**WHAT TO WORK ON**
Collect each line containing "name".

**MATERIAL FOR THIS EXERCISE**
——————

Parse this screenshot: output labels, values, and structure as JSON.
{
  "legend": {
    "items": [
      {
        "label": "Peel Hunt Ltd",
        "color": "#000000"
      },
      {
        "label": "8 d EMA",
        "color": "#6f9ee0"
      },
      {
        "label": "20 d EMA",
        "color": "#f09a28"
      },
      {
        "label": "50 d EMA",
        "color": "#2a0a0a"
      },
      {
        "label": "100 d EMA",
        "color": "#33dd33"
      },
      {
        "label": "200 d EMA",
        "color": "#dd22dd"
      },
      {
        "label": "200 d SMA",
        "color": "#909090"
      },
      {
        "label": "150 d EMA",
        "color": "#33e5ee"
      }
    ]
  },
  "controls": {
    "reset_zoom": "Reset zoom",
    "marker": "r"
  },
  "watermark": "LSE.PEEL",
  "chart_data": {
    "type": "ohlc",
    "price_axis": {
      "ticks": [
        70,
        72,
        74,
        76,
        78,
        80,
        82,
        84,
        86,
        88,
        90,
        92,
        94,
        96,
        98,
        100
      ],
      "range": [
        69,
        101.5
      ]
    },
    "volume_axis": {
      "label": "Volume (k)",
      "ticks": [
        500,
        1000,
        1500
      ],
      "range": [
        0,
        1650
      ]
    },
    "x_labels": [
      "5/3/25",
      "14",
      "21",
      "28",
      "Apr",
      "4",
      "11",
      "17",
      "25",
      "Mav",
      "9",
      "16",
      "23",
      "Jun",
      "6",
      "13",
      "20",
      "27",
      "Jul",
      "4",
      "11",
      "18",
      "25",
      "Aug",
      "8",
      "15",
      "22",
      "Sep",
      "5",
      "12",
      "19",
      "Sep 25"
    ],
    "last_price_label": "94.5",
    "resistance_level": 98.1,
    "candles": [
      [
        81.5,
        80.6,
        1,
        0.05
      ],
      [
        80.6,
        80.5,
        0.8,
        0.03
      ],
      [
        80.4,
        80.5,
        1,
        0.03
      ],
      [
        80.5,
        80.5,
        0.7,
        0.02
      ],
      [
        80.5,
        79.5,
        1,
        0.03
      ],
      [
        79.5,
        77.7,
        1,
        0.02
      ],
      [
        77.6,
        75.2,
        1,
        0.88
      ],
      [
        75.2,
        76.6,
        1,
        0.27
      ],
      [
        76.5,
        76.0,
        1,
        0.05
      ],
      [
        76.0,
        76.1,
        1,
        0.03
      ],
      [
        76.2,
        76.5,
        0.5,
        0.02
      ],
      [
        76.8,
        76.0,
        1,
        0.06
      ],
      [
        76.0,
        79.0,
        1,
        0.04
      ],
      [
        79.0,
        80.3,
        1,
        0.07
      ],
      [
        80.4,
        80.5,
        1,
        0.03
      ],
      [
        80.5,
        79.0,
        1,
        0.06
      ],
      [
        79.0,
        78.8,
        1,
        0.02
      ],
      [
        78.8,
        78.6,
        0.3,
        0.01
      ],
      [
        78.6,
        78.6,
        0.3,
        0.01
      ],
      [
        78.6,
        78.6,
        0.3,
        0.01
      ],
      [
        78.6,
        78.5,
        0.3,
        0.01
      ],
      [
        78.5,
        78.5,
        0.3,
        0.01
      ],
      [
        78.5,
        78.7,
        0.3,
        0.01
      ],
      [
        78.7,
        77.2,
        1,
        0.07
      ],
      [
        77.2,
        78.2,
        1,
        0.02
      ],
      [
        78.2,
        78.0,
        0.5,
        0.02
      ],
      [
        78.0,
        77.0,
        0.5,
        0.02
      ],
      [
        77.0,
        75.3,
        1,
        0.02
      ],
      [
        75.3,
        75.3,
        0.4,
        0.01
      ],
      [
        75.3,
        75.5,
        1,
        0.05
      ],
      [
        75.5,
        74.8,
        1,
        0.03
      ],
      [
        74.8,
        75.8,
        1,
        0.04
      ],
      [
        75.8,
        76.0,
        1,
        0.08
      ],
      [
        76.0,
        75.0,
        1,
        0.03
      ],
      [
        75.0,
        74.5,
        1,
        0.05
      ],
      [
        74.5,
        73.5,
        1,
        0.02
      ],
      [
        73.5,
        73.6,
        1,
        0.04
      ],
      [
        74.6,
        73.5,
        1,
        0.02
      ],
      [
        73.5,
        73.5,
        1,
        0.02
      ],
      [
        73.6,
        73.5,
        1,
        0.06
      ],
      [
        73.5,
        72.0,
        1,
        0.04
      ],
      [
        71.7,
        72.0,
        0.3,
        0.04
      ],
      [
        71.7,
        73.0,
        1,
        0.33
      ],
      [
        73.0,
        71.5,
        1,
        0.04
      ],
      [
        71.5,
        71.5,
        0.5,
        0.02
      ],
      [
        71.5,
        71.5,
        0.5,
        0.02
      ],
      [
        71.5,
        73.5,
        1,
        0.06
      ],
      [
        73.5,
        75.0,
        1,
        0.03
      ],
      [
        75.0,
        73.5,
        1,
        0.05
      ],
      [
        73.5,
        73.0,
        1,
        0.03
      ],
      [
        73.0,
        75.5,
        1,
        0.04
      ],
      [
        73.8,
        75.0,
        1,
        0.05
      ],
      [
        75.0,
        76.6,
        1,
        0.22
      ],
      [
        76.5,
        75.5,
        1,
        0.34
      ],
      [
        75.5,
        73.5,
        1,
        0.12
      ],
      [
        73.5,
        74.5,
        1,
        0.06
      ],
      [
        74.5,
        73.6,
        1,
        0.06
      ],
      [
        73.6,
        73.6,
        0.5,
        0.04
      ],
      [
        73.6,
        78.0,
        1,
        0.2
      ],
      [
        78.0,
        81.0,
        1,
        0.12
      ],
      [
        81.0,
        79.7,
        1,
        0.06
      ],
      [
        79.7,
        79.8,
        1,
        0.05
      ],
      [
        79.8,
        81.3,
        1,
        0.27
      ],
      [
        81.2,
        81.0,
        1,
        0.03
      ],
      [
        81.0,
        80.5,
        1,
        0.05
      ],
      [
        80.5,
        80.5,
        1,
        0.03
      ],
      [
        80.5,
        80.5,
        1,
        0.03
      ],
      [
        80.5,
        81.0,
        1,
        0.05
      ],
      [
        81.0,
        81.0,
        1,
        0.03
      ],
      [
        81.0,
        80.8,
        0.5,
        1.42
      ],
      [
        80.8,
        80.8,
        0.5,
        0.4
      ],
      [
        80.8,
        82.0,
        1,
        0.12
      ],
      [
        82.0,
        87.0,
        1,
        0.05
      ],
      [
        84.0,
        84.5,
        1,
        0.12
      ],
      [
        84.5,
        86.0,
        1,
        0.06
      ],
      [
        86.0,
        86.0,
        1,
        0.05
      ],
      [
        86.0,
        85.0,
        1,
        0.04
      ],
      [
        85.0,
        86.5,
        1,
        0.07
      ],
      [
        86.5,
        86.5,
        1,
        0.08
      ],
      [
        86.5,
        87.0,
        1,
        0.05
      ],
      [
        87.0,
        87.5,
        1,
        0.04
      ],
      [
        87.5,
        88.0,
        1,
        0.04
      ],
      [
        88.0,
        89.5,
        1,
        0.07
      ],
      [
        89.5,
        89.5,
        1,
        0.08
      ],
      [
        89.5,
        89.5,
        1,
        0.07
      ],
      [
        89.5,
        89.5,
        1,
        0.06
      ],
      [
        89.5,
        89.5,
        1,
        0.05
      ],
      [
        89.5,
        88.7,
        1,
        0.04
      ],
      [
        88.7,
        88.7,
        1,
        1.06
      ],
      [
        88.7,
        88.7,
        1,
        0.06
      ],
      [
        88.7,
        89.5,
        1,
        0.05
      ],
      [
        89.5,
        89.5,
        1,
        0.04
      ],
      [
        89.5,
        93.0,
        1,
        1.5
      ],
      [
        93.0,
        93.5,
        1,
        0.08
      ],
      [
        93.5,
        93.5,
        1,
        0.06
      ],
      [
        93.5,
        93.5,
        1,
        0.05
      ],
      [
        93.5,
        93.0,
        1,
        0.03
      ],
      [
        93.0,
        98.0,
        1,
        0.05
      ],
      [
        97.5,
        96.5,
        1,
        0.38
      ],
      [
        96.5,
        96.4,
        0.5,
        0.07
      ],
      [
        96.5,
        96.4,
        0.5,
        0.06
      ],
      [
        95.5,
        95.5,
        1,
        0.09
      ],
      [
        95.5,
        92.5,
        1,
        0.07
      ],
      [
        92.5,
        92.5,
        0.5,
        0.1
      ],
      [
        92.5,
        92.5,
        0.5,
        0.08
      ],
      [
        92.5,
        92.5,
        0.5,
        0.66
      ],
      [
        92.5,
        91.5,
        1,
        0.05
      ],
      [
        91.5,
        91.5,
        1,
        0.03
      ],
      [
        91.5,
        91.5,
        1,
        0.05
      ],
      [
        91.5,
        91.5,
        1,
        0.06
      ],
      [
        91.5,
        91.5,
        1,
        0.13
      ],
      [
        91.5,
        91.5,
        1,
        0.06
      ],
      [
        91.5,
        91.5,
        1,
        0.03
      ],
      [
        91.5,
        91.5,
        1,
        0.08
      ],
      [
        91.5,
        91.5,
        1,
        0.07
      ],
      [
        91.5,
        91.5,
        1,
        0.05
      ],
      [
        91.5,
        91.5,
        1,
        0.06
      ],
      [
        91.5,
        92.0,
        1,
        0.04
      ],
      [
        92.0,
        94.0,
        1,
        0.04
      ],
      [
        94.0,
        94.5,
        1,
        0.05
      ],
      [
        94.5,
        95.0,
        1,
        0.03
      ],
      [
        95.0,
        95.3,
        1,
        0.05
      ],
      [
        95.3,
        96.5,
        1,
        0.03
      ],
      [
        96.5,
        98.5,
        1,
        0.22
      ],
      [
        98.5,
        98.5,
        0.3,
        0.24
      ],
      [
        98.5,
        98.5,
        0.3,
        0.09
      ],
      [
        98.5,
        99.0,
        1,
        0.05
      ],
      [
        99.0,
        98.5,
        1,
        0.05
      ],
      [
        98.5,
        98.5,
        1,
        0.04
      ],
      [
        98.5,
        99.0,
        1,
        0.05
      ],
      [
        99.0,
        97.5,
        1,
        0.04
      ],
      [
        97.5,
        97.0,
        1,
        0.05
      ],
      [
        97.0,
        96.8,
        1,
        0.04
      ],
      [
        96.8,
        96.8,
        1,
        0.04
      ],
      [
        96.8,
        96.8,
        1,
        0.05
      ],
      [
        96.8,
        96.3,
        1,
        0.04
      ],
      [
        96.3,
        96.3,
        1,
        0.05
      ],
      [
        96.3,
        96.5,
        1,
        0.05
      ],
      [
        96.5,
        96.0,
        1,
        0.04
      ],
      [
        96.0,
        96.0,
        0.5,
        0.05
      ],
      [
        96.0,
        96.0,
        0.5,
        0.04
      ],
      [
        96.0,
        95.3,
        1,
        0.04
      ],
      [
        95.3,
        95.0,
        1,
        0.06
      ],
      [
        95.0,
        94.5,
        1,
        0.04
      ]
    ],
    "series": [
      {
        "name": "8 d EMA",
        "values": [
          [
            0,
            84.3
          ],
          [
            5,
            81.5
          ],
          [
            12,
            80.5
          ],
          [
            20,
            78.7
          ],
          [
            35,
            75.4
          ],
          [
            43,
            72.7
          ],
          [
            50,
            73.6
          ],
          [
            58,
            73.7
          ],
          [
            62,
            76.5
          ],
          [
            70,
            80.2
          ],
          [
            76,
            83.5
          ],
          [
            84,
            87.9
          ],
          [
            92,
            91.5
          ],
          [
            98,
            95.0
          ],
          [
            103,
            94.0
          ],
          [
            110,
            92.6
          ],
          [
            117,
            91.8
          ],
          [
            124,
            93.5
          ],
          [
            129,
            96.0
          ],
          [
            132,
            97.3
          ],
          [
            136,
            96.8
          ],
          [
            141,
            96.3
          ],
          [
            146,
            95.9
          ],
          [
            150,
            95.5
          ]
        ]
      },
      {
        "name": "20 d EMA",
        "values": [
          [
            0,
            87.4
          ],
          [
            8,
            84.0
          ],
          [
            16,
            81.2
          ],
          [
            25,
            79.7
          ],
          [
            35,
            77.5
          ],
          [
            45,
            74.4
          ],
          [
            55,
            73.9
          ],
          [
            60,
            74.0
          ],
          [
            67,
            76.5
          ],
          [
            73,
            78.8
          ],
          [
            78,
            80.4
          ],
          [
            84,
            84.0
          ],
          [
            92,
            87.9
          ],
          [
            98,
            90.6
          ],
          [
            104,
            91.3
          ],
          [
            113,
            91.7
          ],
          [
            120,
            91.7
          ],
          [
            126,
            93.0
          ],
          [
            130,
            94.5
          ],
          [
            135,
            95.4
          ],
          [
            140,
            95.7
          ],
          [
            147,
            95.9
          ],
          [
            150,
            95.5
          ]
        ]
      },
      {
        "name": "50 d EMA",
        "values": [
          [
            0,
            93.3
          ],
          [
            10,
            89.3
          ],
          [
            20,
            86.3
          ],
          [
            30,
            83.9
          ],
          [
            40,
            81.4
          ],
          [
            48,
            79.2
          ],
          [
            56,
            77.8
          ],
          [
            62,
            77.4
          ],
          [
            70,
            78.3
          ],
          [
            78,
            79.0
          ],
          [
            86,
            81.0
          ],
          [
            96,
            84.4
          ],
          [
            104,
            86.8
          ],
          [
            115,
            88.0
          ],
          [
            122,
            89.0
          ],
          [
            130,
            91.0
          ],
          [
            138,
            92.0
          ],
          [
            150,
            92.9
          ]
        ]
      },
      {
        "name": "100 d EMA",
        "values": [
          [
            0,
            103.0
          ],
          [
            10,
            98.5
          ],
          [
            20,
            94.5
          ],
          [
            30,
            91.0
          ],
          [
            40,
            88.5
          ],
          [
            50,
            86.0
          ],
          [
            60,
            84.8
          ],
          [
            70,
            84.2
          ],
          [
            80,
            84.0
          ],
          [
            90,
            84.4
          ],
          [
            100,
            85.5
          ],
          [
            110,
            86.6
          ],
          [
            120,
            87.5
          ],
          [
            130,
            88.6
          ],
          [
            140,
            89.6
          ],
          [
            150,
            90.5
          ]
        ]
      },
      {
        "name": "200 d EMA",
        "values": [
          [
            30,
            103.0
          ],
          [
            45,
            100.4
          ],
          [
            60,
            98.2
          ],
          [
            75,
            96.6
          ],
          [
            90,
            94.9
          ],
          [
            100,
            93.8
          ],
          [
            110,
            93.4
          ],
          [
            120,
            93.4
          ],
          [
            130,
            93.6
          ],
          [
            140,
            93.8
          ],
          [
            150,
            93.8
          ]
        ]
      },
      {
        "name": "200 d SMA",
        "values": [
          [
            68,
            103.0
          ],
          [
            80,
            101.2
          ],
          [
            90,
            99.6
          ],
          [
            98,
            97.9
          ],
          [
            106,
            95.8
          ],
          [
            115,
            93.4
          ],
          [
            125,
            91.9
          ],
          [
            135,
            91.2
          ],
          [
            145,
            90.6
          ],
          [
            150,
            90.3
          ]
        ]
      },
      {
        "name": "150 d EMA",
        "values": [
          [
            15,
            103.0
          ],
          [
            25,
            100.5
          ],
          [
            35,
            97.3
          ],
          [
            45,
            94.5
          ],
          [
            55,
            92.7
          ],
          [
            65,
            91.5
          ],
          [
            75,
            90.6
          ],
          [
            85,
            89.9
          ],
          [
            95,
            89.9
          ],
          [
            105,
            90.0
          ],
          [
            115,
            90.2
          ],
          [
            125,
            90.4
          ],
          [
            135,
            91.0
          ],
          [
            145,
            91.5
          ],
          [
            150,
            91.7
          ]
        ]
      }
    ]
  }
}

——————

**ANSWER TO THE PROBLEM**
        "name": "8 d EMA",
        "name": "20 d EMA",
        "name": "50 d EMA",
        "name": "100 d EMA",
        "name": "200 d EMA",
        "name": "200 d SMA",
        "name": "150 d EMA",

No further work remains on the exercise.